Given request
Write out the listing below without alteration, omitting its pictures.

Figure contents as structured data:
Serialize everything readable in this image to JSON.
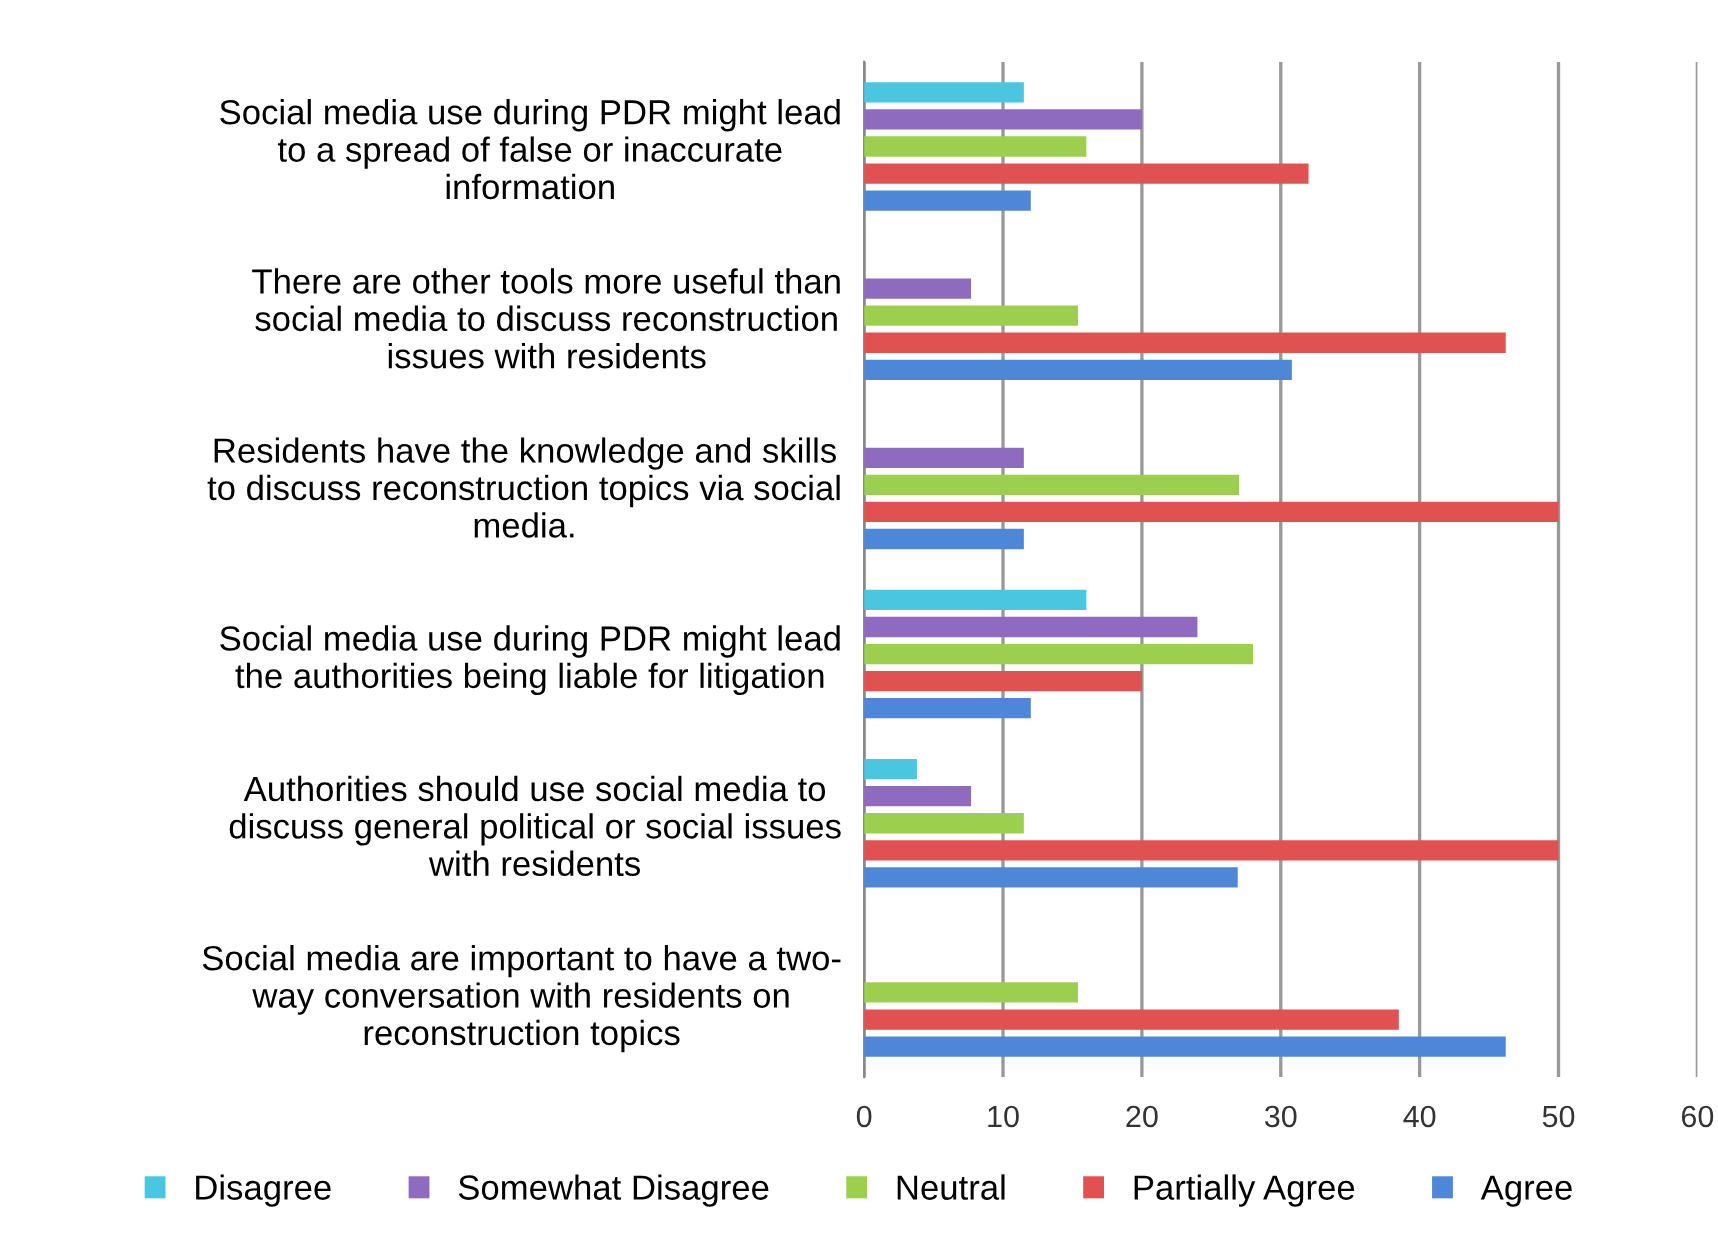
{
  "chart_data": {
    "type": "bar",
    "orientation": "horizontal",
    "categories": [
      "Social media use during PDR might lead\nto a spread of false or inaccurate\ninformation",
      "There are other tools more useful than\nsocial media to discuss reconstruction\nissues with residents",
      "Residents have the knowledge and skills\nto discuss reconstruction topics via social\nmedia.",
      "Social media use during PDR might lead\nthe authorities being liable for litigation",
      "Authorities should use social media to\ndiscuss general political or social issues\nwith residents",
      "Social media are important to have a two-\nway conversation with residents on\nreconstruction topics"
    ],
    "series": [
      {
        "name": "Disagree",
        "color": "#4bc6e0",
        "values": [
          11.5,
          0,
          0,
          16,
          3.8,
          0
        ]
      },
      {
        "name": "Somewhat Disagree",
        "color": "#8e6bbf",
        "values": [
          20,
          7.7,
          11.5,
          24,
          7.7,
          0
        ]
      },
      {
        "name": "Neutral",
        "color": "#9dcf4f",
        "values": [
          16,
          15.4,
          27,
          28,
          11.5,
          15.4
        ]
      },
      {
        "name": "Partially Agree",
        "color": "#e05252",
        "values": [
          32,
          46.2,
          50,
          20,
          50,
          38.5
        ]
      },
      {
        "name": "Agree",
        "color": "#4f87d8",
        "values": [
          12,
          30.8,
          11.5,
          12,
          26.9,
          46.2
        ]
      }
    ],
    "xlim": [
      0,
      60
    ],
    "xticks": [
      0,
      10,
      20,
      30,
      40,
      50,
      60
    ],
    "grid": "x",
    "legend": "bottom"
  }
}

Answer to the task
Serialize everything readable in this image to JSON.
{
  "chart_data": {
    "type": "bar",
    "orientation": "horizontal",
    "categories": [
      "Social media use during PDR might lead\nto a spread of false or inaccurate\ninformation",
      "There are other tools more useful than\nsocial media to discuss reconstruction\nissues with residents",
      "Residents have the knowledge and skills\nto discuss reconstruction topics via social\nmedia.",
      "Social media use during PDR might lead\nthe authorities being liable for litigation",
      "Authorities should use social media to\ndiscuss general political or social issues\nwith residents",
      "Social media are important to have a two-\nway conversation with residents on\nreconstruction topics"
    ],
    "series": [
      {
        "name": "Disagree",
        "color": "#4bc6e0",
        "values": [
          11.5,
          0,
          0,
          16,
          3.8,
          0
        ]
      },
      {
        "name": "Somewhat Disagree",
        "color": "#8e6bbf",
        "values": [
          20,
          7.7,
          11.5,
          24,
          7.7,
          0
        ]
      },
      {
        "name": "Neutral",
        "color": "#9dcf4f",
        "values": [
          16,
          15.4,
          27,
          28,
          11.5,
          15.4
        ]
      },
      {
        "name": "Partially Agree",
        "color": "#e05252",
        "values": [
          32,
          46.2,
          50,
          20,
          50,
          38.5
        ]
      },
      {
        "name": "Agree",
        "color": "#4f87d8",
        "values": [
          12,
          30.8,
          11.5,
          12,
          26.9,
          46.2
        ]
      }
    ],
    "xlim": [
      0,
      60
    ],
    "xticks": [
      0,
      10,
      20,
      30,
      40,
      50,
      60
    ],
    "grid": "x",
    "legend": "bottom"
  }
}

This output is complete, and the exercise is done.